• Exercise objective: Return the records word for word. Any pictures in them are not part of the copy.

[Dataset listings of figures]
[start]

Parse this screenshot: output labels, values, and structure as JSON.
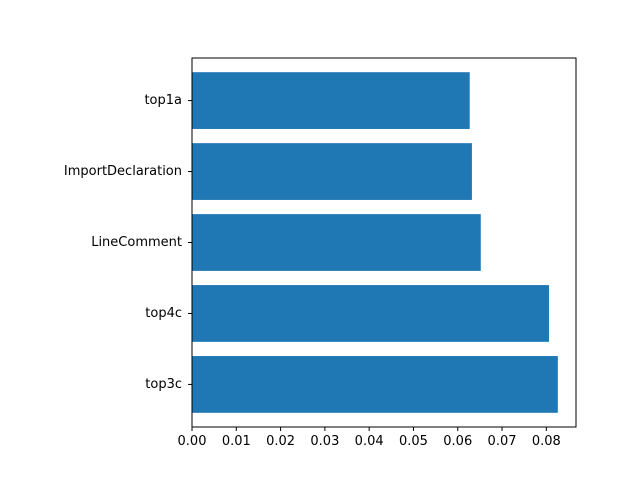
{
  "chart_data": {
    "type": "bar",
    "orientation": "horizontal",
    "title": "",
    "xlabel": "",
    "ylabel": "",
    "categories": [
      "top1a",
      "ImportDeclaration",
      "LineComment",
      "top4c",
      "top3c"
    ],
    "values": [
      0.0627,
      0.0632,
      0.0652,
      0.0806,
      0.0826
    ],
    "xlim": [
      0,
      0.0867
    ],
    "xticks": [
      0.0,
      0.01,
      0.02,
      0.03,
      0.04,
      0.05,
      0.06,
      0.07,
      0.08
    ],
    "xtick_labels": [
      "0.00",
      "0.01",
      "0.02",
      "0.03",
      "0.04",
      "0.05",
      "0.06",
      "0.07",
      "0.08"
    ],
    "grid": false,
    "legend": "none",
    "bar_color": "#1f77b4"
  }
}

[end]

• Correct answer:
Parse this screenshot: output labels, values, and structure as JSON.
{
  "chart_data": {
    "type": "bar",
    "orientation": "horizontal",
    "title": "",
    "xlabel": "",
    "ylabel": "",
    "categories": [
      "top1a",
      "ImportDeclaration",
      "LineComment",
      "top4c",
      "top3c"
    ],
    "values": [
      0.0627,
      0.0632,
      0.0652,
      0.0806,
      0.0826
    ],
    "xlim": [
      0,
      0.0867
    ],
    "xticks": [
      0.0,
      0.01,
      0.02,
      0.03,
      0.04,
      0.05,
      0.06,
      0.07,
      0.08
    ],
    "xtick_labels": [
      "0.00",
      "0.01",
      "0.02",
      "0.03",
      "0.04",
      "0.05",
      "0.06",
      "0.07",
      "0.08"
    ],
    "grid": false,
    "legend": "none",
    "bar_color": "#1f77b4"
  }
}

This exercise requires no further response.